** WRITTEN TASK **
Which lines hold the word "ylabel"? Show each of them.

===== ITEMS

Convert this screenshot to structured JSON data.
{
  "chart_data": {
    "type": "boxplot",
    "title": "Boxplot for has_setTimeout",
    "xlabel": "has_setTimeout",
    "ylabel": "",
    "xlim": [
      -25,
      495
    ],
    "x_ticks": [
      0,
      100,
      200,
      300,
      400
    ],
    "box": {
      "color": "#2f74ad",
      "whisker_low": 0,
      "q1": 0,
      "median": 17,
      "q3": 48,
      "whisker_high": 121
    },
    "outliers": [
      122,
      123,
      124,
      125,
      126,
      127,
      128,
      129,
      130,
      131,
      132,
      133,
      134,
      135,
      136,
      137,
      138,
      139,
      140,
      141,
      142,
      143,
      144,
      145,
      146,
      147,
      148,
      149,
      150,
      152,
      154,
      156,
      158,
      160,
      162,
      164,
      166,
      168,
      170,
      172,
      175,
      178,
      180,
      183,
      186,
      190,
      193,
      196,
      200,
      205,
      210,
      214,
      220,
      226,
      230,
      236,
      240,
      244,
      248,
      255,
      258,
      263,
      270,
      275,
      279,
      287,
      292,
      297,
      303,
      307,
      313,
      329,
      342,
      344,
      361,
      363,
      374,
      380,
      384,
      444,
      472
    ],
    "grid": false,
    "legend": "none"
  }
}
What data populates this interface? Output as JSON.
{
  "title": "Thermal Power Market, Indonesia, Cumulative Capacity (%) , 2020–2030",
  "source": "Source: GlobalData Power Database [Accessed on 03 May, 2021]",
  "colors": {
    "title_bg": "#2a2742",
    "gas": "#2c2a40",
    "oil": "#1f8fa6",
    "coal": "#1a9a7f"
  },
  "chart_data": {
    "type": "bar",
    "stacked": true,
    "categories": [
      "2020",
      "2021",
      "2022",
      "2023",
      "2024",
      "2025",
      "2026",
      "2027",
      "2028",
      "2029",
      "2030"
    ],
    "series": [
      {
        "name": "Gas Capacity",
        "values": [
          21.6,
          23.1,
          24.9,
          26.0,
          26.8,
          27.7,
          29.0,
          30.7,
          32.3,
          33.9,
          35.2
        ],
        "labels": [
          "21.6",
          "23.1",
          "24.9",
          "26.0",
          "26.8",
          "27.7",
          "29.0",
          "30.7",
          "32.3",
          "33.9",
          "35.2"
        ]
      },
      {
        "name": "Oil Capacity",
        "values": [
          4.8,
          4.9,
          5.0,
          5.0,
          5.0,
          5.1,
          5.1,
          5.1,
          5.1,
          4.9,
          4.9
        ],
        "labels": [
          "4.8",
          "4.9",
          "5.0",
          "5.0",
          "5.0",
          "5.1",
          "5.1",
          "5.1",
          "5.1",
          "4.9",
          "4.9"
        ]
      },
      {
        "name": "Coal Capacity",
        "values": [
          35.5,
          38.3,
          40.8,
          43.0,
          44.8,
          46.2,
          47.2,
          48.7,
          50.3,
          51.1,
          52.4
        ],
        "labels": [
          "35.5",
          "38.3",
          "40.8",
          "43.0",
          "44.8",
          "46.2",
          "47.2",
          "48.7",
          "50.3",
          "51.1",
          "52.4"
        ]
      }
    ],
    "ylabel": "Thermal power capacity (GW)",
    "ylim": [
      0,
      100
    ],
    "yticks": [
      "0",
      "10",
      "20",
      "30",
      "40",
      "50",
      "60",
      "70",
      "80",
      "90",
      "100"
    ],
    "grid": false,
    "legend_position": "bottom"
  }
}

==========

** SOLUTION TO THE PROBLEM **
    "ylabel": "",
    "ylabel": "Thermal power capacity (GW)",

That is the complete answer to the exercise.